Aim of the task :: Go through the listing and copy every line word for word.

____

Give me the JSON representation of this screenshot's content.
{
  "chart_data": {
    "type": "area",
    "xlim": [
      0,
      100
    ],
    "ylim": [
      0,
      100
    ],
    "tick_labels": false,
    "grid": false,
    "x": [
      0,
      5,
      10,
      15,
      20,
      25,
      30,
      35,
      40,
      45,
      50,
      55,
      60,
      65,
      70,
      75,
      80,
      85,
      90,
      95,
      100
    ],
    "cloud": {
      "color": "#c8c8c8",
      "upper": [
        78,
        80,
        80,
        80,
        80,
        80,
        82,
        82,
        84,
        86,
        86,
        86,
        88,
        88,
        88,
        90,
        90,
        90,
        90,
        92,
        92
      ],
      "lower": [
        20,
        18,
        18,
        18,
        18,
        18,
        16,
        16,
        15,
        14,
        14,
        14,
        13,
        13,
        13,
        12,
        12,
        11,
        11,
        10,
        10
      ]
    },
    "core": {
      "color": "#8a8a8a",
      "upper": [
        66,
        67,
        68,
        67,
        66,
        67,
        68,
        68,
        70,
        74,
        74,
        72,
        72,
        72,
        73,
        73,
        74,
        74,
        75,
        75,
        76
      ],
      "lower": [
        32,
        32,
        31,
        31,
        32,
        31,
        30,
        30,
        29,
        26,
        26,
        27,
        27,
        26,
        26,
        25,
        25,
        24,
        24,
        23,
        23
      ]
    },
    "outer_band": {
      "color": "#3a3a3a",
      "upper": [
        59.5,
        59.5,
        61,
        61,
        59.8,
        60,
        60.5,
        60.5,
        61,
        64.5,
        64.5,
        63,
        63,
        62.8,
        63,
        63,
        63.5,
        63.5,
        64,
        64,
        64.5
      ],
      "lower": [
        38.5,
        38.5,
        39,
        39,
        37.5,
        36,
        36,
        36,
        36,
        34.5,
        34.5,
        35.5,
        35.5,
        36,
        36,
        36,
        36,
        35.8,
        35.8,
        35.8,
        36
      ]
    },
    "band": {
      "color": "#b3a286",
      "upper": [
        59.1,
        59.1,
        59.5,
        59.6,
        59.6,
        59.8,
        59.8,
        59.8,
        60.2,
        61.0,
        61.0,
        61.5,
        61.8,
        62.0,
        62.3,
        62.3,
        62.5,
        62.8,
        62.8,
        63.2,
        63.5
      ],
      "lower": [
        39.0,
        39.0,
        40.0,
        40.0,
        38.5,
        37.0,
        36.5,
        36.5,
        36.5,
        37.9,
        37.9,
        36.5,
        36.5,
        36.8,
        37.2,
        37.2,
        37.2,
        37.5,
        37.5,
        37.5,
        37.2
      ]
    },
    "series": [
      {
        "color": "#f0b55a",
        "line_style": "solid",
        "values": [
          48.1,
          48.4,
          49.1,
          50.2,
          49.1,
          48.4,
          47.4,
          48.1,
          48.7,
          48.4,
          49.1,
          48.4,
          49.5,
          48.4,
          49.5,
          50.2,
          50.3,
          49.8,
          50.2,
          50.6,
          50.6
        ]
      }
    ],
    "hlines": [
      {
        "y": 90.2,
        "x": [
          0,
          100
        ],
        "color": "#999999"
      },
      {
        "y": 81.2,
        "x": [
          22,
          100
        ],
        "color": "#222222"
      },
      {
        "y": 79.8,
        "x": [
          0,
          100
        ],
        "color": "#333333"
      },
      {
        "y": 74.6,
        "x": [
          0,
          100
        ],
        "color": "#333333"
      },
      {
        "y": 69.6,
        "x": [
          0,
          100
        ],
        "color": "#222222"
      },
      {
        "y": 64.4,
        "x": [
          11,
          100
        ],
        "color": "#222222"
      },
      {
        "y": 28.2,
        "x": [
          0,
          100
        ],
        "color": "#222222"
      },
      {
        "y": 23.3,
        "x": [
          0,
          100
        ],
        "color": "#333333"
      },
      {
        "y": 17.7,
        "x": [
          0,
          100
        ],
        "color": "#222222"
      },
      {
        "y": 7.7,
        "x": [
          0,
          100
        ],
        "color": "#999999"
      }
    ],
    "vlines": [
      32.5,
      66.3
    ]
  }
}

____

Output of the task ::
Give me the JSON representation of this screenshot's content.
{
  "chart_data": {
    "type": "area",
    "xlim": [
      0,
      100
    ],
    "ylim": [
      0,
      100
    ],
    "tick_labels": false,
    "grid": false,
    "x": [
      0,
      5,
      10,
      15,
      20,
      25,
      30,
      35,
      40,
      45,
      50,
      55,
      60,
      65,
      70,
      75,
      80,
      85,
      90,
      95,
      100
    ],
    "cloud": {
      "color": "#c8c8c8",
      "upper": [
        78,
        80,
        80,
        80,
        80,
        80,
        82,
        82,
        84,
        86,
        86,
        86,
        88,
        88,
        88,
        90,
        90,
        90,
        90,
        92,
        92
      ],
      "lower": [
        20,
        18,
        18,
        18,
        18,
        18,
        16,
        16,
        15,
        14,
        14,
        14,
        13,
        13,
        13,
        12,
        12,
        11,
        11,
        10,
        10
      ]
    },
    "core": {
      "color": "#8a8a8a",
      "upper": [
        66,
        67,
        68,
        67,
        66,
        67,
        68,
        68,
        70,
        74,
        74,
        72,
        72,
        72,
        73,
        73,
        74,
        74,
        75,
        75,
        76
      ],
      "lower": [
        32,
        32,
        31,
        31,
        32,
        31,
        30,
        30,
        29,
        26,
        26,
        27,
        27,
        26,
        26,
        25,
        25,
        24,
        24,
        23,
        23
      ]
    },
    "outer_band": {
      "color": "#3a3a3a",
      "upper": [
        59.5,
        59.5,
        61,
        61,
        59.8,
        60,
        60.5,
        60.5,
        61,
        64.5,
        64.5,
        63,
        63,
        62.8,
        63,
        63,
        63.5,
        63.5,
        64,
        64,
        64.5
      ],
      "lower": [
        38.5,
        38.5,
        39,
        39,
        37.5,
        36,
        36,
        36,
        36,
        34.5,
        34.5,
        35.5,
        35.5,
        36,
        36,
        36,
        36,
        35.8,
        35.8,
        35.8,
        36
      ]
    },
    "band": {
      "color": "#b3a286",
      "upper": [
        59.1,
        59.1,
        59.5,
        59.6,
        59.6,
        59.8,
        59.8,
        59.8,
        60.2,
        61.0,
        61.0,
        61.5,
        61.8,
        62.0,
        62.3,
        62.3,
        62.5,
        62.8,
        62.8,
        63.2,
        63.5
      ],
      "lower": [
        39.0,
        39.0,
        40.0,
        40.0,
        38.5,
        37.0,
        36.5,
        36.5,
        36.5,
        37.9,
        37.9,
        36.5,
        36.5,
        36.8,
        37.2,
        37.2,
        37.2,
        37.5,
        37.5,
        37.5,
        37.2
      ]
    },
    "series": [
      {
        "color": "#f0b55a",
        "line_style": "solid",
        "values": [
          48.1,
          48.4,
          49.1,
          50.2,
          49.1,
          48.4,
          47.4,
          48.1,
          48.7,
          48.4,
          49.1,
          48.4,
          49.5,
          48.4,
          49.5,
          50.2,
          50.3,
          49.8,
          50.2,
          50.6,
          50.6
        ]
      }
    ],
    "hlines": [
      {
        "y": 90.2,
        "x": [
          0,
          100
        ],
        "color": "#999999"
      },
      {
        "y": 81.2,
        "x": [
          22,
          100
        ],
        "color": "#222222"
      },
      {
        "y": 79.8,
        "x": [
          0,
          100
        ],
        "color": "#333333"
      },
      {
        "y": 74.6,
        "x": [
          0,
          100
        ],
        "color": "#333333"
      },
      {
        "y": 69.6,
        "x": [
          0,
          100
        ],
        "color": "#222222"
      },
      {
        "y": 64.4,
        "x": [
          11,
          100
        ],
        "color": "#222222"
      },
      {
        "y": 28.2,
        "x": [
          0,
          100
        ],
        "color": "#222222"
      },
      {
        "y": 23.3,
        "x": [
          0,
          100
        ],
        "color": "#333333"
      },
      {
        "y": 17.7,
        "x": [
          0,
          100
        ],
        "color": "#222222"
      },
      {
        "y": 7.7,
        "x": [
          0,
          100
        ],
        "color": "#999999"
      }
    ],
    "vlines": [
      32.5,
      66.3
    ]
  }
}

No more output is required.